▶ _Instructions to follow_:
Give the count of lines in the data that include the string "错误的是", with no added remarks.
-------- Records for this task --------
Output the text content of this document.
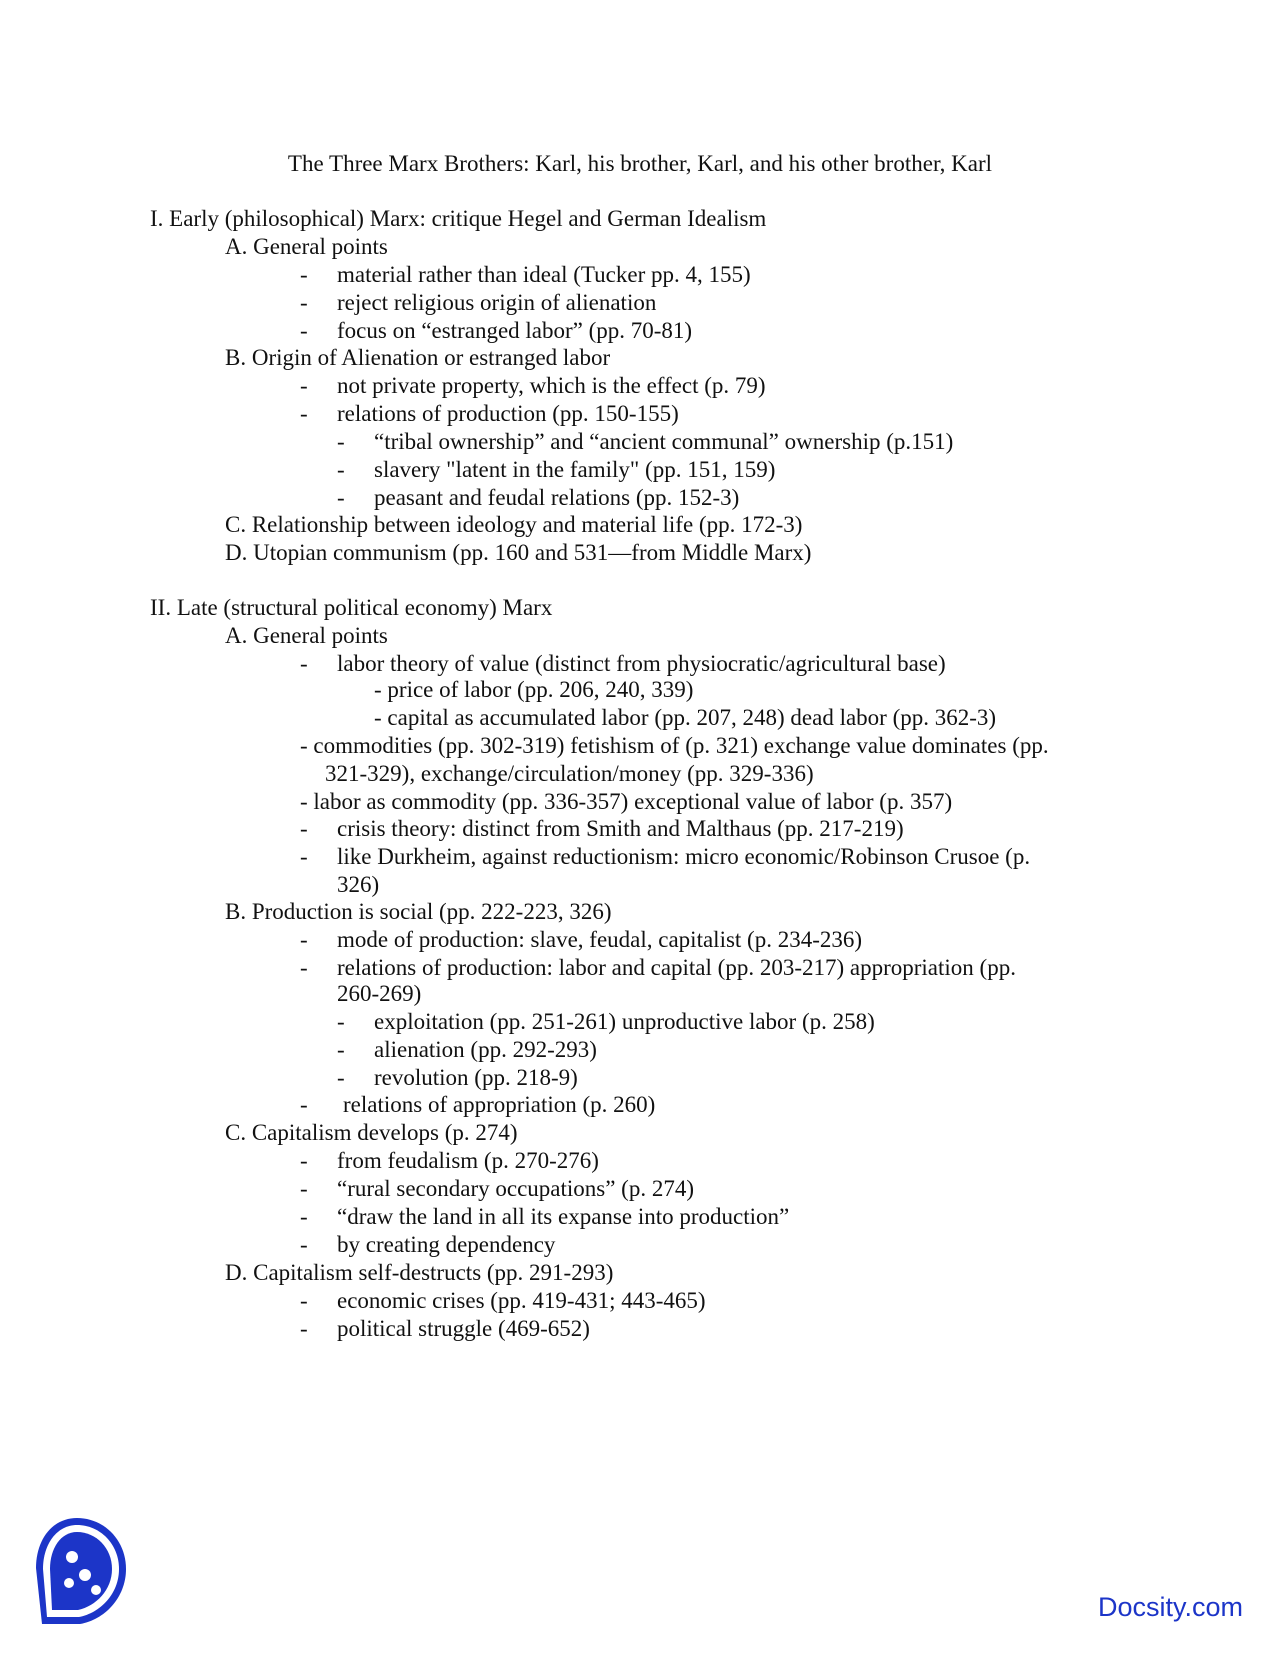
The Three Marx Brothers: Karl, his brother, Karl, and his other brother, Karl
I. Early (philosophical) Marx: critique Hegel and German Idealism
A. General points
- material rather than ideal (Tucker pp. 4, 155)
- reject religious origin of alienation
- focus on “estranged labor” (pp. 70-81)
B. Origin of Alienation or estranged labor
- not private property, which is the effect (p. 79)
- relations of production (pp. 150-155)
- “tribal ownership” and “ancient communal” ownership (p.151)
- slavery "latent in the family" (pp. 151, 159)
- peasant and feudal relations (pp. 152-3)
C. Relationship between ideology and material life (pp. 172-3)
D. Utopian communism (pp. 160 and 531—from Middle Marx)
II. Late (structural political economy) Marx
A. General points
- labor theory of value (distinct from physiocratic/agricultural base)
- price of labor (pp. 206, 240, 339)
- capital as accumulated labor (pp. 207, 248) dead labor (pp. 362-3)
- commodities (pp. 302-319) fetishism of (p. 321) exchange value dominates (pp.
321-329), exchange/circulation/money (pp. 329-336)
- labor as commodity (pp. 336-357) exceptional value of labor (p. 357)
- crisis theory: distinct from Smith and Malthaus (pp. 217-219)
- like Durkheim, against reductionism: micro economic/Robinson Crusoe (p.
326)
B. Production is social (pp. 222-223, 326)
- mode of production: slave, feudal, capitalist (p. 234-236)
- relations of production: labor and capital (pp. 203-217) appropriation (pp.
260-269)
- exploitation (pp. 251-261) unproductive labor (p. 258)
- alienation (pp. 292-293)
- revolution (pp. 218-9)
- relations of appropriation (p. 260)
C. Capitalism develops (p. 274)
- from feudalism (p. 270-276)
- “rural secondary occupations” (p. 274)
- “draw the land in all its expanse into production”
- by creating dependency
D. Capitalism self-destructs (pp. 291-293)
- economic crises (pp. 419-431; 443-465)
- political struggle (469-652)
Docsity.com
--------
-------- Records for this task --------
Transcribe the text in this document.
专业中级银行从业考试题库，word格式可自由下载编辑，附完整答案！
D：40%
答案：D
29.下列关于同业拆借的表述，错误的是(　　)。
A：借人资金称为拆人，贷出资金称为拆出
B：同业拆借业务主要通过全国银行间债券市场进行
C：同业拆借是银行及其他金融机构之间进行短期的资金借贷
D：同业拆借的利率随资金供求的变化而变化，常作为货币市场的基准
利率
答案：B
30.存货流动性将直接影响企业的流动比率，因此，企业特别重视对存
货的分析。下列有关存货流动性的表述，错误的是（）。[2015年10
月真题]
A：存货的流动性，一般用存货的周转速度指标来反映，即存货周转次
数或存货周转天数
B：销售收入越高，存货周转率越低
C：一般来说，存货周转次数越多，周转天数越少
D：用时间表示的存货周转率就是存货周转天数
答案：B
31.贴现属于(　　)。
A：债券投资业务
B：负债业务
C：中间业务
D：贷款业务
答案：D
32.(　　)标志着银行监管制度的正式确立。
--------
-------- Records for this task --------
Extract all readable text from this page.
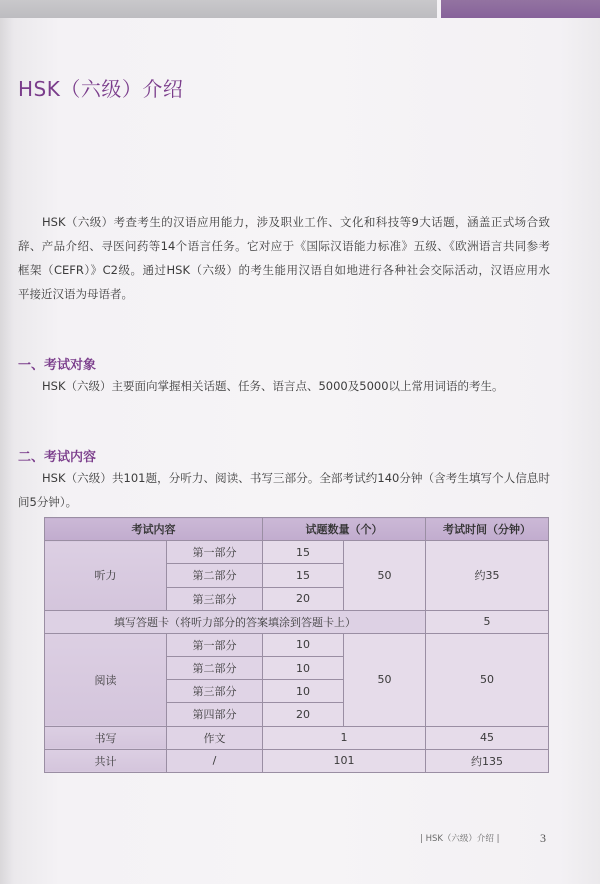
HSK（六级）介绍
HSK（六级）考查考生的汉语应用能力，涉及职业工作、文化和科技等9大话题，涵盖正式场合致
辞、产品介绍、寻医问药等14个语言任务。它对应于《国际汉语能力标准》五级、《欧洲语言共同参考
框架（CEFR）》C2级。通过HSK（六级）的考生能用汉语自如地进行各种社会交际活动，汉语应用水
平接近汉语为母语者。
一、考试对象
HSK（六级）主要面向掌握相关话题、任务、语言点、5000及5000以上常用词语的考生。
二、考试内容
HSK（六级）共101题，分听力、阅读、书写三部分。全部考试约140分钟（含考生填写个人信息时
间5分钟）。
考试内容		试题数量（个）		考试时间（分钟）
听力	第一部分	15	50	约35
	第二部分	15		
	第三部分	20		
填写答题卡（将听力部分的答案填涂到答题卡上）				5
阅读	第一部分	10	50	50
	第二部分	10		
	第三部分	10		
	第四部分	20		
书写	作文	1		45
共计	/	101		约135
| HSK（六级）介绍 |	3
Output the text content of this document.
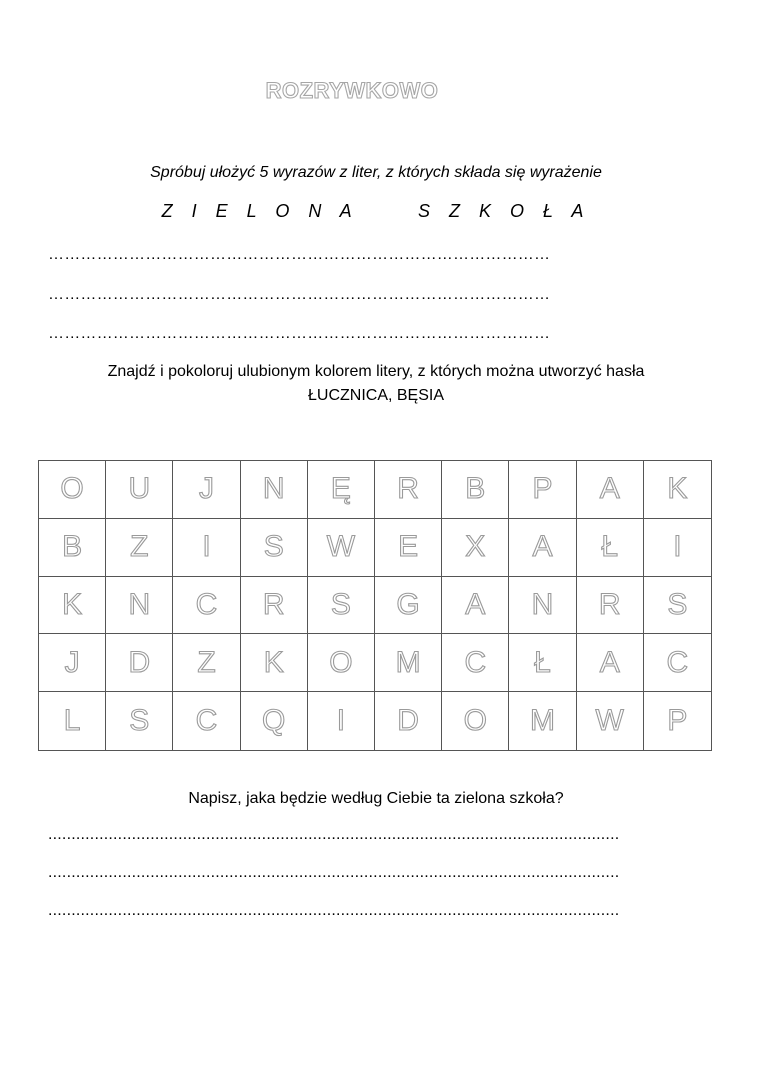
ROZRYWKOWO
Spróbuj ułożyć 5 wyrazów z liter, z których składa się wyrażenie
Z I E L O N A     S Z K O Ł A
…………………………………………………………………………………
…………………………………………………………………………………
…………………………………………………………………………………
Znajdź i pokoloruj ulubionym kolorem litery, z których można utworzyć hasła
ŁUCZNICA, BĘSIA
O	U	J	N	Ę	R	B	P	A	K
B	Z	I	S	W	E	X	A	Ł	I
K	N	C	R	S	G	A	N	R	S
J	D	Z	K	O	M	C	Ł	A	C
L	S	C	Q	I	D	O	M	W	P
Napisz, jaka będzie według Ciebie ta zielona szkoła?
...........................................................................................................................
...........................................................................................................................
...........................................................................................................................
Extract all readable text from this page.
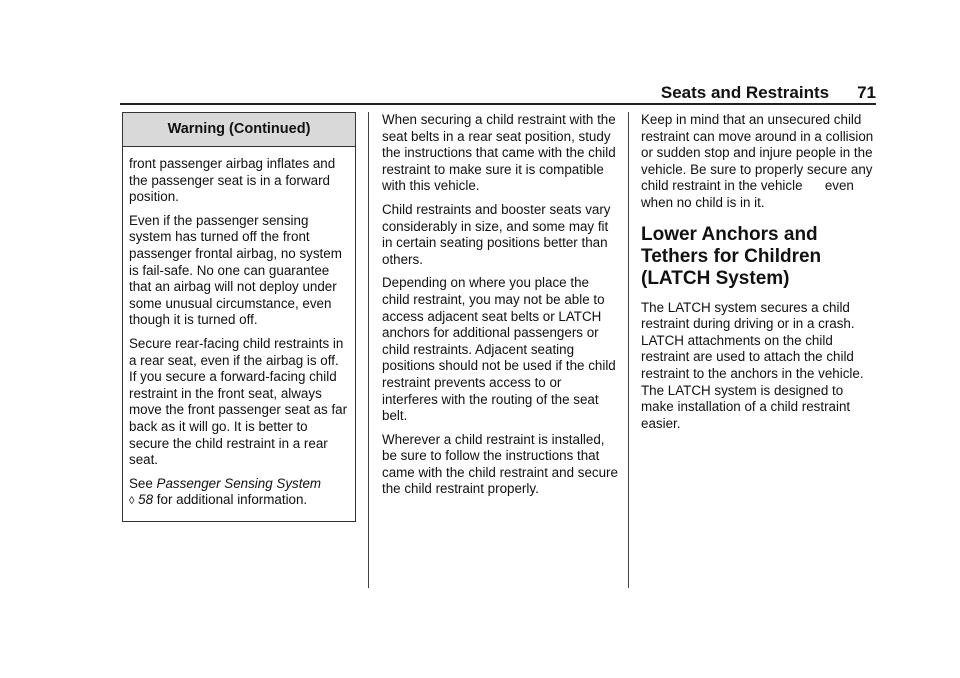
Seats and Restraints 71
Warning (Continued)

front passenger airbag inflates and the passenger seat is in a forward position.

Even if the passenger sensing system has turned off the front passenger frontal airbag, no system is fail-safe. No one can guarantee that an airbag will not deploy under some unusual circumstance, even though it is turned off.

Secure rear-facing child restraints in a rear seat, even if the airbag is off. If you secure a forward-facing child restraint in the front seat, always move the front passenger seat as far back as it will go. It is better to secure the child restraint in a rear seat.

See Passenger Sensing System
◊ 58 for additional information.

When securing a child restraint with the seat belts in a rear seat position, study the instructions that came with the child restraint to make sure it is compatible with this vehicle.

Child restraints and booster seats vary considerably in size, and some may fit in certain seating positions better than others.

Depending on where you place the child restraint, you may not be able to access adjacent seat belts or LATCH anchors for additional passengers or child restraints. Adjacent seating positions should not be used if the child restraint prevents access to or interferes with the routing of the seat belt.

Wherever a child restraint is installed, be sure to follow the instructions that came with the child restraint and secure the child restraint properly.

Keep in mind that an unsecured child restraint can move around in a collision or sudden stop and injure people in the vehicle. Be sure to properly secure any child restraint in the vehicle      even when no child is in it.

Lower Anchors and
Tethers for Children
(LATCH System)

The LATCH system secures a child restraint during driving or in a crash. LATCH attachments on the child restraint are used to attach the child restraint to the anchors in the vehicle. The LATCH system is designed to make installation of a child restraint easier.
--------
▶ _Reply_:
2